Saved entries
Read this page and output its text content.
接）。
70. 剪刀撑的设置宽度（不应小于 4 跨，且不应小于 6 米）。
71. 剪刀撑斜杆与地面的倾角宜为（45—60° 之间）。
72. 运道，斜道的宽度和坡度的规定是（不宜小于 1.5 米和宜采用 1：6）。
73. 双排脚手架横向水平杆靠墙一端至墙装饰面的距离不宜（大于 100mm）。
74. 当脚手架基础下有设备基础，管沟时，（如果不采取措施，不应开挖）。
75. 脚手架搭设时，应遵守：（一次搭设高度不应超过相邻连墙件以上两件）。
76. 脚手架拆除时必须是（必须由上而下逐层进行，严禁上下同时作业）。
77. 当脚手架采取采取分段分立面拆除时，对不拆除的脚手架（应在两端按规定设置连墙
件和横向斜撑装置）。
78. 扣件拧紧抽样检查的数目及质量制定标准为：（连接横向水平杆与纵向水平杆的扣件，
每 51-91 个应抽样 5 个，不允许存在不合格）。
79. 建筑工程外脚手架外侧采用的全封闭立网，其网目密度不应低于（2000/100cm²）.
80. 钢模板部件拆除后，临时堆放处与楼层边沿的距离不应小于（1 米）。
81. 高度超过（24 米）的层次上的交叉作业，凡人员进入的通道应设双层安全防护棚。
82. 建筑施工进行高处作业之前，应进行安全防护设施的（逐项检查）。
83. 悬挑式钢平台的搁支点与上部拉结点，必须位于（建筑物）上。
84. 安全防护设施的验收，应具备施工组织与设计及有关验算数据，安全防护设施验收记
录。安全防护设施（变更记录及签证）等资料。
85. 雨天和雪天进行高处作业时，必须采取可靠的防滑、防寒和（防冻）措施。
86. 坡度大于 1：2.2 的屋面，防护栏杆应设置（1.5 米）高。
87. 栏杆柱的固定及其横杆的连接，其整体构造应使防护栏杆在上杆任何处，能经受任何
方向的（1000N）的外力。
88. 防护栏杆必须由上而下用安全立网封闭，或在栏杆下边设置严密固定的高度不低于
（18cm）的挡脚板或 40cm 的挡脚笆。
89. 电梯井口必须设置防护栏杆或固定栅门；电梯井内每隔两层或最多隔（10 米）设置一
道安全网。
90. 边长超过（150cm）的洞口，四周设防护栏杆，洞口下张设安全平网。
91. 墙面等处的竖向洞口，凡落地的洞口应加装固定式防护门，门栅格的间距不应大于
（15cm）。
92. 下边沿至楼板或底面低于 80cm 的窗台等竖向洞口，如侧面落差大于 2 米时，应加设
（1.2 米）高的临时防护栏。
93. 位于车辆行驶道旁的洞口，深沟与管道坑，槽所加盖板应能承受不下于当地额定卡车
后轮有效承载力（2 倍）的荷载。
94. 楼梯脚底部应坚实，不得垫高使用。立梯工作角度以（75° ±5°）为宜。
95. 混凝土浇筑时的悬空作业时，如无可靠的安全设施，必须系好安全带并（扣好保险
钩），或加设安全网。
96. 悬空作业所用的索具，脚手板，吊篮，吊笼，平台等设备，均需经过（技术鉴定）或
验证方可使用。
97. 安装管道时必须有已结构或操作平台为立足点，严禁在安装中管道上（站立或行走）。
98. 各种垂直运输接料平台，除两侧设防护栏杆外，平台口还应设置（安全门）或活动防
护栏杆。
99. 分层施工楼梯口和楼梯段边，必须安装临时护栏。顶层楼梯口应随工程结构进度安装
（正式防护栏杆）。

_PROBLEM_
Give every line of the material again, exactly as it reads.

_COMPLETE RESPONSE_
Read this page and output its text content.
接）。
70. 剪刀撑的设置宽度（不应小于 4 跨，且不应小于 6 米）。
71. 剪刀撑斜杆与地面的倾角宜为（45—60° 之间）。
72. 运道，斜道的宽度和坡度的规定是（不宜小于 1.5 米和宜采用 1：6）。
73. 双排脚手架横向水平杆靠墙一端至墙装饰面的距离不宜（大于 100mm）。
74. 当脚手架基础下有设备基础，管沟时，（如果不采取措施，不应开挖）。
75. 脚手架搭设时，应遵守：（一次搭设高度不应超过相邻连墙件以上两件）。
76. 脚手架拆除时必须是（必须由上而下逐层进行，严禁上下同时作业）。
77. 当脚手架采取采取分段分立面拆除时，对不拆除的脚手架（应在两端按规定设置连墙
件和横向斜撑装置）。
78. 扣件拧紧抽样检查的数目及质量制定标准为：（连接横向水平杆与纵向水平杆的扣件，
每 51-91 个应抽样 5 个，不允许存在不合格）。
79. 建筑工程外脚手架外侧采用的全封闭立网，其网目密度不应低于（2000/100cm²）.
80. 钢模板部件拆除后，临时堆放处与楼层边沿的距离不应小于（1 米）。
81. 高度超过（24 米）的层次上的交叉作业，凡人员进入的通道应设双层安全防护棚。
82. 建筑施工进行高处作业之前，应进行安全防护设施的（逐项检查）。
83. 悬挑式钢平台的搁支点与上部拉结点，必须位于（建筑物）上。
84. 安全防护设施的验收，应具备施工组织与设计及有关验算数据，安全防护设施验收记
录。安全防护设施（变更记录及签证）等资料。
85. 雨天和雪天进行高处作业时，必须采取可靠的防滑、防寒和（防冻）措施。
86. 坡度大于 1：2.2 的屋面，防护栏杆应设置（1.5 米）高。
87. 栏杆柱的固定及其横杆的连接，其整体构造应使防护栏杆在上杆任何处，能经受任何
方向的（1000N）的外力。
88. 防护栏杆必须由上而下用安全立网封闭，或在栏杆下边设置严密固定的高度不低于
（18cm）的挡脚板或 40cm 的挡脚笆。
89. 电梯井口必须设置防护栏杆或固定栅门；电梯井内每隔两层或最多隔（10 米）设置一
道安全网。
90. 边长超过（150cm）的洞口，四周设防护栏杆，洞口下张设安全平网。
91. 墙面等处的竖向洞口，凡落地的洞口应加装固定式防护门，门栅格的间距不应大于
（15cm）。
92. 下边沿至楼板或底面低于 80cm 的窗台等竖向洞口，如侧面落差大于 2 米时，应加设
（1.2 米）高的临时防护栏。
93. 位于车辆行驶道旁的洞口，深沟与管道坑，槽所加盖板应能承受不下于当地额定卡车
后轮有效承载力（2 倍）的荷载。
94. 楼梯脚底部应坚实，不得垫高使用。立梯工作角度以（75° ±5°）为宜。
95. 混凝土浇筑时的悬空作业时，如无可靠的安全设施，必须系好安全带并（扣好保险
钩），或加设安全网。
96. 悬空作业所用的索具，脚手板，吊篮，吊笼，平台等设备，均需经过（技术鉴定）或
验证方可使用。
97. 安装管道时必须有已结构或操作平台为立足点，严禁在安装中管道上（站立或行走）。
98. 各种垂直运输接料平台，除两侧设防护栏杆外，平台口还应设置（安全门）或活动防
护栏杆。
99. 分层施工楼梯口和楼梯段边，必须安装临时护栏。顶层楼梯口应随工程结构进度安装
（正式防护栏杆）。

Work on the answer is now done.